--- EXTRACTED ENTRIES ---
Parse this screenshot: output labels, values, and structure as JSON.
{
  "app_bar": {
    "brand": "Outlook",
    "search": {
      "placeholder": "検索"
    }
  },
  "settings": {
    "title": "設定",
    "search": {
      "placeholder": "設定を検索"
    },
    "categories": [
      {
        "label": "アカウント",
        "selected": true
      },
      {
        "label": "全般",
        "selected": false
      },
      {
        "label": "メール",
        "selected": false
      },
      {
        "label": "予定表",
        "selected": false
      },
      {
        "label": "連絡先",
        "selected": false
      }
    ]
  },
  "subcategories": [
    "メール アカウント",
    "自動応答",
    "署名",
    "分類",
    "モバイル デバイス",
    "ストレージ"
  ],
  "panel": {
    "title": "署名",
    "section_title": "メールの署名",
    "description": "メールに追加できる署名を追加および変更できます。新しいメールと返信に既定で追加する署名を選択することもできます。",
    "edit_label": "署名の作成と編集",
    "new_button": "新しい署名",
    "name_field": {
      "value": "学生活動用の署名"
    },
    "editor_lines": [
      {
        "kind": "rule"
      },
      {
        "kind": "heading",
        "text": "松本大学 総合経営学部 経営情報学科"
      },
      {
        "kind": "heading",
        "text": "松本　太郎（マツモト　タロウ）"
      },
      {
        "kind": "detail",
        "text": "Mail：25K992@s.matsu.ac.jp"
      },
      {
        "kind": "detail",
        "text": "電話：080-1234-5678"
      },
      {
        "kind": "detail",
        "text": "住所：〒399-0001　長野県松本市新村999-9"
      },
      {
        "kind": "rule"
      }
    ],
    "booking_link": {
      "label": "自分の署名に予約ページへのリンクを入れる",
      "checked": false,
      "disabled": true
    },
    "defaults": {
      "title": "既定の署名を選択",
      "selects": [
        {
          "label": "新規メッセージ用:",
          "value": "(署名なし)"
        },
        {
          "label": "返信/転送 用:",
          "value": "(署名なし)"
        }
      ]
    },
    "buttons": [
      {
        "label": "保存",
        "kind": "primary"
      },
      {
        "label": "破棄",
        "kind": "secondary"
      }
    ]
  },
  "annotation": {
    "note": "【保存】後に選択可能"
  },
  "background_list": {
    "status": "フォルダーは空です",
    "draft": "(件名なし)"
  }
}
...
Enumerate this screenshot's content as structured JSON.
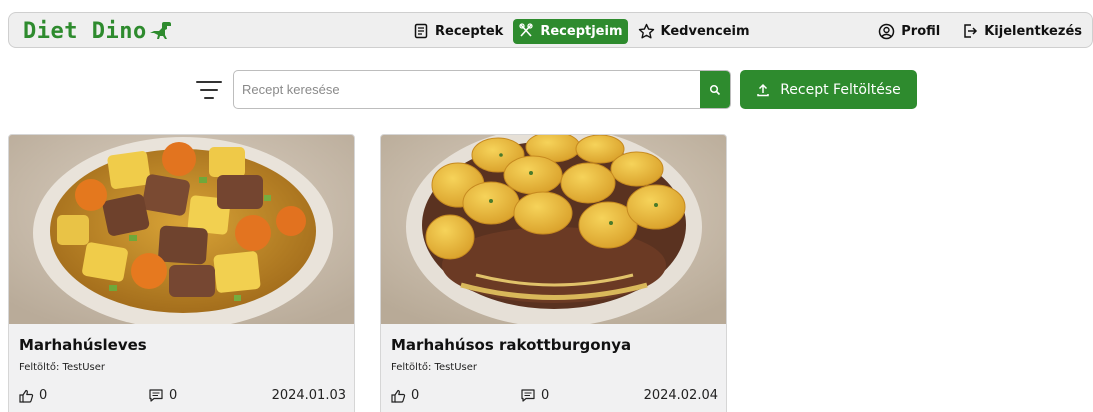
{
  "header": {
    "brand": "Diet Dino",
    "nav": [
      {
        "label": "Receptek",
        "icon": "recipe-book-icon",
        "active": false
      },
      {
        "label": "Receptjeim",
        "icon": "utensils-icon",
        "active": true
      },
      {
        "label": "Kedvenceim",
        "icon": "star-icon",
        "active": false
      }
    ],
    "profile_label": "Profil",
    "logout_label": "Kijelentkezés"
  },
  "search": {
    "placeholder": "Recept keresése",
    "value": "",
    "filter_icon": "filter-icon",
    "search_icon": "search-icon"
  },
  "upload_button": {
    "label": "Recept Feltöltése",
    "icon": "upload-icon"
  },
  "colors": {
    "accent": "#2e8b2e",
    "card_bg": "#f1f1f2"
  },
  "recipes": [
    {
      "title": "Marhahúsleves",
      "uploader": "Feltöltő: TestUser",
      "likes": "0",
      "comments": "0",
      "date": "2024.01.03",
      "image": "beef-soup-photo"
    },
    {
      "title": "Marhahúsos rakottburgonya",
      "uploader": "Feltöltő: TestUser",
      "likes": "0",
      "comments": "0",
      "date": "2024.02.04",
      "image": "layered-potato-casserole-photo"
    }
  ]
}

--- WHAT IS ASKED ---
Give the number of lines containing the word "photo". No other answer is needed.

--- SOLUTION TO THE PROBLEM ---
2